→ AVAILABLE DATA
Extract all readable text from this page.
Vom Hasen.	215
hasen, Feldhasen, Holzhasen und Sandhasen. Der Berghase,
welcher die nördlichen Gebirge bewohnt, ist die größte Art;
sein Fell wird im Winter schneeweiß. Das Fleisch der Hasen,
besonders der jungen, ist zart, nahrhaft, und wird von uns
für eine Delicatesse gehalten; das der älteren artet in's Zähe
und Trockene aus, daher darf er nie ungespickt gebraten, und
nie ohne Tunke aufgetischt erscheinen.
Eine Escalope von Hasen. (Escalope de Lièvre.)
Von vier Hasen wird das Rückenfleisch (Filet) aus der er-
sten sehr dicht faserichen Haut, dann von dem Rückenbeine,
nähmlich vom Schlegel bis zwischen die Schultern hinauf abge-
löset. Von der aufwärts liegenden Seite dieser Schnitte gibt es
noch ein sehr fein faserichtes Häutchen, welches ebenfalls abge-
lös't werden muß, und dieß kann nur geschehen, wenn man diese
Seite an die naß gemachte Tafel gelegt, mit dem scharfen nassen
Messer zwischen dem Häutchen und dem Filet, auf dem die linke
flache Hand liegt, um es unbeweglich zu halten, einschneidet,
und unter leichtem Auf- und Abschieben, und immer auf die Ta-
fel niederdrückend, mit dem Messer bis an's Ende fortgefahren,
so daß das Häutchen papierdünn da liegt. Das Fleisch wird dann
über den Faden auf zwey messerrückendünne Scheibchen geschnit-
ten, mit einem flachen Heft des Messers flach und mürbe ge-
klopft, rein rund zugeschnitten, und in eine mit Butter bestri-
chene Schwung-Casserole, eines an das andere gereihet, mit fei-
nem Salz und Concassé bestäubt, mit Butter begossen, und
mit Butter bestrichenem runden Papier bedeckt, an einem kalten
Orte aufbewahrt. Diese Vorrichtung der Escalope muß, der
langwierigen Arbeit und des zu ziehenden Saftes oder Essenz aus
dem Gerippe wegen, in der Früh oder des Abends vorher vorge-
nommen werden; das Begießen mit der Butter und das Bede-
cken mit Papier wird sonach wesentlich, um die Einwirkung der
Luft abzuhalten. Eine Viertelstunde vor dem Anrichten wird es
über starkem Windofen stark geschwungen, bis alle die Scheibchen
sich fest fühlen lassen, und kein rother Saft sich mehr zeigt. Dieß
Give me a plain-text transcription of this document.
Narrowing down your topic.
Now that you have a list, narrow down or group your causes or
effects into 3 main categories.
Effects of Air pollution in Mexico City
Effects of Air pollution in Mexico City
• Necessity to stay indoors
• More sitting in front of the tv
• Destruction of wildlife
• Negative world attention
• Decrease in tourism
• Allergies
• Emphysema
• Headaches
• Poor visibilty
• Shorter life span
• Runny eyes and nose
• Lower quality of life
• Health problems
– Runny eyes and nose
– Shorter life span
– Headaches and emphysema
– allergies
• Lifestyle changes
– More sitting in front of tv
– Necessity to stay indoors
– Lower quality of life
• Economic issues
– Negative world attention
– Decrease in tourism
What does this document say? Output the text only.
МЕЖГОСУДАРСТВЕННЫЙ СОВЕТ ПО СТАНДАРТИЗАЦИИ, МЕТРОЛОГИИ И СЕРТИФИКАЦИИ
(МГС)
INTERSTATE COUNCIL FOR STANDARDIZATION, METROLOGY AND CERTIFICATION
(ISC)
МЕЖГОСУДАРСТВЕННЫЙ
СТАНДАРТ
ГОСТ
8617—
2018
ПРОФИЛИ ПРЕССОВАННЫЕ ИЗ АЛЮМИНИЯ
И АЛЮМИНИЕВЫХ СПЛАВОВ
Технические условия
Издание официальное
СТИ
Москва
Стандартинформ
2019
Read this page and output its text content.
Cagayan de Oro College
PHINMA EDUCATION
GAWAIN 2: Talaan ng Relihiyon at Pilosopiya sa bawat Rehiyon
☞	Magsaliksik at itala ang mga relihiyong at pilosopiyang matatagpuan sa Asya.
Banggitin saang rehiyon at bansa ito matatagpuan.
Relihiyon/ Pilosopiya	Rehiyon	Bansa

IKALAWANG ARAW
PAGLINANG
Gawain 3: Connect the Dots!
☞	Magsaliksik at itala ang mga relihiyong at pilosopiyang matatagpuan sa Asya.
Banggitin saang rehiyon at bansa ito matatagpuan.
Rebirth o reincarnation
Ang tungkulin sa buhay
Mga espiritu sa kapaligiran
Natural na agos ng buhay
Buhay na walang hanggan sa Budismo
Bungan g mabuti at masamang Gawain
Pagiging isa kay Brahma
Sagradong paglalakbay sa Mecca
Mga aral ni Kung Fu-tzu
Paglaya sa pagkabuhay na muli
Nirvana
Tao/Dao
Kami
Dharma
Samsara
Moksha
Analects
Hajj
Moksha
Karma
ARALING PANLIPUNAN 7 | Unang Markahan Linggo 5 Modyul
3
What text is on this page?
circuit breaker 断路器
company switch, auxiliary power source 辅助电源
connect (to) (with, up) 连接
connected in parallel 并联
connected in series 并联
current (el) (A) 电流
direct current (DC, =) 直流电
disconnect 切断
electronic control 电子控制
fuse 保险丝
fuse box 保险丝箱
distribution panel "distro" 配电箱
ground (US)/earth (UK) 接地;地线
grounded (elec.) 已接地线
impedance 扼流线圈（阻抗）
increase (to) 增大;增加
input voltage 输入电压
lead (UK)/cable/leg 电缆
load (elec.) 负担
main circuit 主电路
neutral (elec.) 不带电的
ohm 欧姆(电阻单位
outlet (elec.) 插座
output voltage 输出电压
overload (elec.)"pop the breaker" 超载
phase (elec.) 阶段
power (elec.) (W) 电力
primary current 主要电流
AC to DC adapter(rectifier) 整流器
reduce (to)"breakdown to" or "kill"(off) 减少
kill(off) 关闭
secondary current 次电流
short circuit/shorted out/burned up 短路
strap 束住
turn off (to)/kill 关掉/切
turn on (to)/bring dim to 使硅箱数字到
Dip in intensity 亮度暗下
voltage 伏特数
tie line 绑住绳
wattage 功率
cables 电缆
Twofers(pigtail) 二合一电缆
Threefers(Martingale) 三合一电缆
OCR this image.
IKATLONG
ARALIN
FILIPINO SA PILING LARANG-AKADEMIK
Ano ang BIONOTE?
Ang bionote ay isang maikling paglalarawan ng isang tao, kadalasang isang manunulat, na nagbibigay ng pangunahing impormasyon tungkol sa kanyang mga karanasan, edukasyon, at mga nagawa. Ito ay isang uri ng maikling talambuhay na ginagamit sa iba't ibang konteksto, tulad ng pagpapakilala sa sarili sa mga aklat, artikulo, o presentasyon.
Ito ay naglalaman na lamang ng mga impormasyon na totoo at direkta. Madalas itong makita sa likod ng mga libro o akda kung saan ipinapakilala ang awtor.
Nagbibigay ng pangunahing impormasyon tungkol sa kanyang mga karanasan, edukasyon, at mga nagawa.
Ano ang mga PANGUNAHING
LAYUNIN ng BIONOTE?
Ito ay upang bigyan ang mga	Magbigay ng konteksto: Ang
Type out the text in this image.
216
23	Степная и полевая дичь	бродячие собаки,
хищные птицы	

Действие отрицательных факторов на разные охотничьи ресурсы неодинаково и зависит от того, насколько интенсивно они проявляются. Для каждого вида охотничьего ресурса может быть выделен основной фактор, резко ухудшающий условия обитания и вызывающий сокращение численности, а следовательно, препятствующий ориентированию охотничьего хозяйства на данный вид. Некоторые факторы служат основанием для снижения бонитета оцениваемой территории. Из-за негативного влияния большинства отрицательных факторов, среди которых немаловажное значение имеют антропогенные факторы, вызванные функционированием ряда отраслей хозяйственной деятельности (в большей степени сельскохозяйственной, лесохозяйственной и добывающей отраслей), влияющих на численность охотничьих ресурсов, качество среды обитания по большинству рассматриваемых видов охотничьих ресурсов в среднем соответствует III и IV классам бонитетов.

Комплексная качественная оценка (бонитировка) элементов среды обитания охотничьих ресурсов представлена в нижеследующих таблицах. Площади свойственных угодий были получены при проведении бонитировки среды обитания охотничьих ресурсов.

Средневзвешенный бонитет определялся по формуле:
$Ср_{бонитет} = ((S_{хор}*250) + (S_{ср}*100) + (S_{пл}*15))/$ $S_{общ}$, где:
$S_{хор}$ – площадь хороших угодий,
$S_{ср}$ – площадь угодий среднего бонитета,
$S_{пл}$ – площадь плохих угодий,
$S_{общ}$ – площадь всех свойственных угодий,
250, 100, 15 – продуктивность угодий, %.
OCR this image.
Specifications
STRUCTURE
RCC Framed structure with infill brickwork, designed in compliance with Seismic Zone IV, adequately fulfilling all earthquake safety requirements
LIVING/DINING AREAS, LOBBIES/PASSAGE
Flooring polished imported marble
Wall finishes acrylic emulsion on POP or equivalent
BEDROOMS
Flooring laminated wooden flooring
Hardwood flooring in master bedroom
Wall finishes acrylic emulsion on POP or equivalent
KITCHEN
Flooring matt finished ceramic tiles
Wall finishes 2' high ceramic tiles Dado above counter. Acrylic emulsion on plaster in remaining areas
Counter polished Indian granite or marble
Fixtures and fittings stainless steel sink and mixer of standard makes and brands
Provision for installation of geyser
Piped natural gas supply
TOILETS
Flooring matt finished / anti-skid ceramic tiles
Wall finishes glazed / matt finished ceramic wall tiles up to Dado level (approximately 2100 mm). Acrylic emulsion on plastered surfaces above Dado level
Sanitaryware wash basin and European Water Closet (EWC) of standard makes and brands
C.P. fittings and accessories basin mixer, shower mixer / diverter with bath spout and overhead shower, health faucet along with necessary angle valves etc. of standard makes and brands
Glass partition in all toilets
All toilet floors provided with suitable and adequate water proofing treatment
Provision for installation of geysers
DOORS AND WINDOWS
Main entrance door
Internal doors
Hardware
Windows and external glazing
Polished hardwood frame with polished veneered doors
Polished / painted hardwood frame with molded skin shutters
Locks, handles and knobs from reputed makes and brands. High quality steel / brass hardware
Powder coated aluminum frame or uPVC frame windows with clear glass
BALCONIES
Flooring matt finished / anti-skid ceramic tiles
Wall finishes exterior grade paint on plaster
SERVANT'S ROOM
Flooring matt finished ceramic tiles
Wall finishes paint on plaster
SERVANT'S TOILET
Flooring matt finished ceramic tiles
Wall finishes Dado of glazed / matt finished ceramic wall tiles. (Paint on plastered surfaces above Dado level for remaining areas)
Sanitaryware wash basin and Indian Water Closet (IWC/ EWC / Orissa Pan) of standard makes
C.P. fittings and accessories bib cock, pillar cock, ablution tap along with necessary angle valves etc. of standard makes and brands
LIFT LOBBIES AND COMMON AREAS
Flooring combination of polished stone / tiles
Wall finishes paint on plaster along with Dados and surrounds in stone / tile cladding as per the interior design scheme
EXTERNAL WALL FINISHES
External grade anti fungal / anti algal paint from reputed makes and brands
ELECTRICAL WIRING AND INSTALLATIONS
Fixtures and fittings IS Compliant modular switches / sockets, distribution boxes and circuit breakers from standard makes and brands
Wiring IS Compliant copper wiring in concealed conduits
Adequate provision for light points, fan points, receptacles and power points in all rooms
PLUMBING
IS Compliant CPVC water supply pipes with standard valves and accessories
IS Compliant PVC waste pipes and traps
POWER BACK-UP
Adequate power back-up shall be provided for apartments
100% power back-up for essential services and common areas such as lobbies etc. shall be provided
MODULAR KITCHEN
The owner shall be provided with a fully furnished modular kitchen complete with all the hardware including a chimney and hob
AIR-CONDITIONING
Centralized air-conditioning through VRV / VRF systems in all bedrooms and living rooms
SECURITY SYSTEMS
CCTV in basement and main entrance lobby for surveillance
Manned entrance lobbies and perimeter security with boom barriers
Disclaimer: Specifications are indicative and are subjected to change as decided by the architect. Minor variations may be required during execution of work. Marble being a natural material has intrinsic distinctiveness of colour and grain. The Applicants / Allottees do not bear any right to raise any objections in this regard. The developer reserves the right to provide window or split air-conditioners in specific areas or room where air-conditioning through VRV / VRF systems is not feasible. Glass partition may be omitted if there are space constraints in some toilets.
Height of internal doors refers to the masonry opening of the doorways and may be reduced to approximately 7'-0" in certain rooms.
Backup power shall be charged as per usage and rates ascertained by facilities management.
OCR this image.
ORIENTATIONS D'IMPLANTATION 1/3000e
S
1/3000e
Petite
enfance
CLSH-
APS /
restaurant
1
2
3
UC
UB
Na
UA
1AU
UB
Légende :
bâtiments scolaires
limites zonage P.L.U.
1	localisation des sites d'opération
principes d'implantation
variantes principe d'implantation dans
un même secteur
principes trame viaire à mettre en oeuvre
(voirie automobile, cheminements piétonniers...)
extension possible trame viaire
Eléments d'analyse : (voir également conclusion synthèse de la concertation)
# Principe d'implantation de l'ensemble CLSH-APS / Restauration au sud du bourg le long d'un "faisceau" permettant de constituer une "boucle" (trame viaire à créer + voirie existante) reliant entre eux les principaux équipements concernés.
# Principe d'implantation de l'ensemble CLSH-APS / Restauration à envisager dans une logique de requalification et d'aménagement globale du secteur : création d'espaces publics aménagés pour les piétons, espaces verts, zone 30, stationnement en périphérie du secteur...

→ WHAT IS BEING ASKED
Pull out every line in the data above that has the word "voirie".

→ CORRECT RESULT
(voirie automobile, cheminements piétonniers...)
# Principe d'implantation de l'ensemble CLSH-APS / Restauration au sud du bourg le long d'un "faisceau" permettant de constituer une "boucle" (trame viaire à créer + voirie existante) reliant entre eux les principaux équipements concernés.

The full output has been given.